Reproduce each of the entries below line for line, with no changes.

(Items drawn from a data source)

>> START

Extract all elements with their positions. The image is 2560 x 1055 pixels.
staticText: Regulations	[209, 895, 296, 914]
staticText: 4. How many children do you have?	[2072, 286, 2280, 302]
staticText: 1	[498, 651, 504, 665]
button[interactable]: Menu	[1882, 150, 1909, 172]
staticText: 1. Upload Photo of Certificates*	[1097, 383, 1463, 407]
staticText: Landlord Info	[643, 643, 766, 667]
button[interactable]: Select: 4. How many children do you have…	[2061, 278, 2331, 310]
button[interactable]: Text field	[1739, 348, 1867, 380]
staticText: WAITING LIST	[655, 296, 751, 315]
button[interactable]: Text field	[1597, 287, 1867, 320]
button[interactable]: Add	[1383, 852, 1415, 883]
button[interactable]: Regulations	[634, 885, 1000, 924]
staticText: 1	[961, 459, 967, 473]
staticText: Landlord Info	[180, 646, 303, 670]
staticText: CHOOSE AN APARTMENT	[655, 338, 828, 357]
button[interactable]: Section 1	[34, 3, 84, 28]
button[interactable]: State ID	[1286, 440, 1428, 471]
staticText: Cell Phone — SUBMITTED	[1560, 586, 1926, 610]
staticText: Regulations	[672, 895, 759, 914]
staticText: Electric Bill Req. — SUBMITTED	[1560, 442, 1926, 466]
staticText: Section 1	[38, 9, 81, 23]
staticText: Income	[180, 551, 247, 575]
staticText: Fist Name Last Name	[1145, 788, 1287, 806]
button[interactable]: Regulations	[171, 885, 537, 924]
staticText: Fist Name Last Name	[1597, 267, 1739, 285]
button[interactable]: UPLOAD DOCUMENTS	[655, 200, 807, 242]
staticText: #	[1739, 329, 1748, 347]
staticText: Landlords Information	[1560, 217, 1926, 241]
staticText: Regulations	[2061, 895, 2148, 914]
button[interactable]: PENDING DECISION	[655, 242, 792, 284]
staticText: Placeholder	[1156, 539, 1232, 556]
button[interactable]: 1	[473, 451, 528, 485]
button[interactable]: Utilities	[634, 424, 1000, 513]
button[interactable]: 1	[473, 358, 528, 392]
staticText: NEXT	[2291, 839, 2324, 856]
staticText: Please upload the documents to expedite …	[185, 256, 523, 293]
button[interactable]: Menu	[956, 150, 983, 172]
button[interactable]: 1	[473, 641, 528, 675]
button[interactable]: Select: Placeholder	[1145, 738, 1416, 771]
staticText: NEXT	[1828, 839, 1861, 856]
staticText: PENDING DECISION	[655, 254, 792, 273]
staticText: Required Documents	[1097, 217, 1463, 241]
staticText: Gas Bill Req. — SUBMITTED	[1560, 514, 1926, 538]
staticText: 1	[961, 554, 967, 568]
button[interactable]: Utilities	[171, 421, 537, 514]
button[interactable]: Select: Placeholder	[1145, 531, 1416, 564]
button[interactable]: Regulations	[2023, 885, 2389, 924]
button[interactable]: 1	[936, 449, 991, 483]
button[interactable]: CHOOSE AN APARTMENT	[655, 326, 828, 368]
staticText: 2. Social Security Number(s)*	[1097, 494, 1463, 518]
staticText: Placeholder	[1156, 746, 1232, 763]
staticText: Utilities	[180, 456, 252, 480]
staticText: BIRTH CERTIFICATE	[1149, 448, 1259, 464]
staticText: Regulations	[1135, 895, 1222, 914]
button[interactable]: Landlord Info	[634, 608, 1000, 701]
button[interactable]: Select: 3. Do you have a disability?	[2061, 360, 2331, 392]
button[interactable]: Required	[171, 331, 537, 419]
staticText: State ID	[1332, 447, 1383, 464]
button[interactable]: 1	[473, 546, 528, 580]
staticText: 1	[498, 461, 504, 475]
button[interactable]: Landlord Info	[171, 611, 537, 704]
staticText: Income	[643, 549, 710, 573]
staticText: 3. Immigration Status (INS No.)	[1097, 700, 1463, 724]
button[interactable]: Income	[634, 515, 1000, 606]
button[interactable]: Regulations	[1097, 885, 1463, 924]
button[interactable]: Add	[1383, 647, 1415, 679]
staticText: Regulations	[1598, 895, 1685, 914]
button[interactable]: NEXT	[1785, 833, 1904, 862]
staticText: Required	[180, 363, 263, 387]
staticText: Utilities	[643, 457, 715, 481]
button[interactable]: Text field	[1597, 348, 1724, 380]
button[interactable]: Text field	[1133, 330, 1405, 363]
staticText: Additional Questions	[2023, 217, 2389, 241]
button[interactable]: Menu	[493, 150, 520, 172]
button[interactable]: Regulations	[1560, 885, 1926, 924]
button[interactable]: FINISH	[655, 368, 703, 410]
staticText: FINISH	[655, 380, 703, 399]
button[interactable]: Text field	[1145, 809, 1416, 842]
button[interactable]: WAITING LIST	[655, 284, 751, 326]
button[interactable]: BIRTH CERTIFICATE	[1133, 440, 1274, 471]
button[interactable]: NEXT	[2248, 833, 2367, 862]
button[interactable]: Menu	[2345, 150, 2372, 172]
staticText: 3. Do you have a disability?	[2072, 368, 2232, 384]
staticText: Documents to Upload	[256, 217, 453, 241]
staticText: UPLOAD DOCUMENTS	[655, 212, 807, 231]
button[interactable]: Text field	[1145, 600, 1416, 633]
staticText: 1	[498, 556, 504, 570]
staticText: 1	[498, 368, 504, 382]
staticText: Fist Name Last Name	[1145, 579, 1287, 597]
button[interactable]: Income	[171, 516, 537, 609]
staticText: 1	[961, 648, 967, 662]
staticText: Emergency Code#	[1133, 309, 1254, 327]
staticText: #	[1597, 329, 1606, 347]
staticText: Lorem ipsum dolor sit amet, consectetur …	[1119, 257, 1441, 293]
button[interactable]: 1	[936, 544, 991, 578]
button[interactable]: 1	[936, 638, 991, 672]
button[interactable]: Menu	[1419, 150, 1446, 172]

>> END

- FINAL RESULT:
Extract all elements with their positions. The image is 2560 x 1055 pixels.
staticText: Regulations	[209, 895, 296, 914]
staticText: 4. How many children do you have?	[2072, 286, 2280, 302]
staticText: 1	[498, 651, 504, 665]
button[interactable]: Menu	[1882, 150, 1909, 172]
staticText: 1. Upload Photo of Certificates*	[1097, 383, 1463, 407]
staticText: Landlord Info	[643, 643, 766, 667]
button[interactable]: Select: 4. How many children do you have…	[2061, 278, 2331, 310]
button[interactable]: Text field	[1739, 348, 1867, 380]
staticText: WAITING LIST	[655, 296, 751, 315]
button[interactable]: Text field	[1597, 287, 1867, 320]
button[interactable]: Add	[1383, 852, 1415, 883]
button[interactable]: Regulations	[634, 885, 1000, 924]
staticText: 1	[961, 459, 967, 473]
staticText: Landlord Info	[180, 646, 303, 670]
staticText: CHOOSE AN APARTMENT	[655, 338, 828, 357]
button[interactable]: Section 1	[34, 3, 84, 28]
button[interactable]: State ID	[1286, 440, 1428, 471]
staticText: Cell Phone — SUBMITTED	[1560, 586, 1926, 610]
staticText: Regulations	[672, 895, 759, 914]
staticText: Electric Bill Req. — SUBMITTED	[1560, 442, 1926, 466]
staticText: Section 1	[38, 9, 81, 23]
staticText: Income	[180, 551, 247, 575]
staticText: Fist Name Last Name	[1145, 788, 1287, 806]
button[interactable]: Regulations	[171, 885, 537, 924]
staticText: Fist Name Last Name	[1597, 267, 1739, 285]
button[interactable]: UPLOAD DOCUMENTS	[655, 200, 807, 242]
staticText: #	[1739, 329, 1748, 347]
staticText: Landlords Information	[1560, 217, 1926, 241]
staticText: Regulations	[2061, 895, 2148, 914]
button[interactable]: PENDING DECISION	[655, 242, 792, 284]
staticText: Placeholder	[1156, 539, 1232, 556]
button[interactable]: 1	[473, 451, 528, 485]
button[interactable]: Utilities	[634, 424, 1000, 513]
button[interactable]: 1	[473, 358, 528, 392]
staticText: NEXT	[2291, 839, 2324, 856]
staticText: Please upload the documents to expedite …	[185, 256, 523, 293]
button[interactable]: Menu	[956, 150, 983, 172]
button[interactable]: 1	[473, 641, 528, 675]
button[interactable]: Select: Placeholder	[1145, 738, 1416, 771]
staticText: NEXT	[1828, 839, 1861, 856]
staticText: PENDING DECISION	[655, 254, 792, 273]
staticText: Required Documents	[1097, 217, 1463, 241]
staticText: Gas Bill Req. — SUBMITTED	[1560, 514, 1926, 538]
staticText: 1	[961, 554, 967, 568]
button[interactable]: Utilities	[171, 421, 537, 514]
button[interactable]: Select: Placeholder	[1145, 531, 1416, 564]
button[interactable]: Regulations	[2023, 885, 2389, 924]
button[interactable]: 1	[936, 449, 991, 483]
button[interactable]: CHOOSE AN APARTMENT	[655, 326, 828, 368]
staticText: 2. Social Security Number(s)*	[1097, 494, 1463, 518]
staticText: Placeholder	[1156, 746, 1232, 763]
staticText: Utilities	[180, 456, 252, 480]
staticText: BIRTH CERTIFICATE	[1149, 448, 1259, 464]
staticText: Regulations	[1135, 895, 1222, 914]
button[interactable]: Landlord Info	[634, 608, 1000, 701]
button[interactable]: Select: 3. Do you have a disability?	[2061, 360, 2331, 392]
button[interactable]: Required	[171, 331, 537, 419]
staticText: State ID	[1332, 447, 1383, 464]
button[interactable]: 1	[473, 546, 528, 580]
staticText: 1	[498, 461, 504, 475]
button[interactable]: Landlord Info	[171, 611, 537, 704]
staticText: Income	[643, 549, 710, 573]
staticText: 3. Immigration Status (INS No.)	[1097, 700, 1463, 724]
button[interactable]: Income	[634, 515, 1000, 606]
button[interactable]: Regulations	[1097, 885, 1463, 924]
button[interactable]: Add	[1383, 647, 1415, 679]
staticText: Regulations	[1598, 895, 1685, 914]
button[interactable]: NEXT	[1785, 833, 1904, 862]
staticText: Required	[180, 363, 263, 387]
staticText: Utilities	[643, 457, 715, 481]
button[interactable]: Text field	[1597, 348, 1724, 380]
button[interactable]: Text field	[1133, 330, 1405, 363]
staticText: Additional Questions	[2023, 217, 2389, 241]
button[interactable]: Menu	[493, 150, 520, 172]
button[interactable]: Regulations	[1560, 885, 1926, 924]
button[interactable]: FINISH	[655, 368, 703, 410]
staticText: FINISH	[655, 380, 703, 399]
button[interactable]: Text field	[1145, 809, 1416, 842]
button[interactable]: WAITING LIST	[655, 284, 751, 326]
button[interactable]: BIRTH CERTIFICATE	[1133, 440, 1274, 471]
button[interactable]: NEXT	[2248, 833, 2367, 862]
button[interactable]: Menu	[2345, 150, 2372, 172]
staticText: 3. Do you have a disability?	[2072, 368, 2232, 384]
staticText: Documents to Upload	[256, 217, 453, 241]
staticText: UPLOAD DOCUMENTS	[655, 212, 807, 231]
button[interactable]: Text field	[1145, 600, 1416, 633]
staticText: 1	[498, 556, 504, 570]
staticText: 1	[498, 368, 504, 382]
staticText: Fist Name Last Name	[1145, 579, 1287, 597]
button[interactable]: Income	[171, 516, 537, 609]
staticText: 1	[961, 648, 967, 662]
staticText: Emergency Code#	[1133, 309, 1254, 327]
staticText: #	[1597, 329, 1606, 347]
staticText: Lorem ipsum dolor sit amet, consectetur …	[1119, 257, 1441, 293]
button[interactable]: 1	[936, 544, 991, 578]
button[interactable]: 1	[936, 638, 991, 672]
button[interactable]: Menu	[1419, 150, 1446, 172]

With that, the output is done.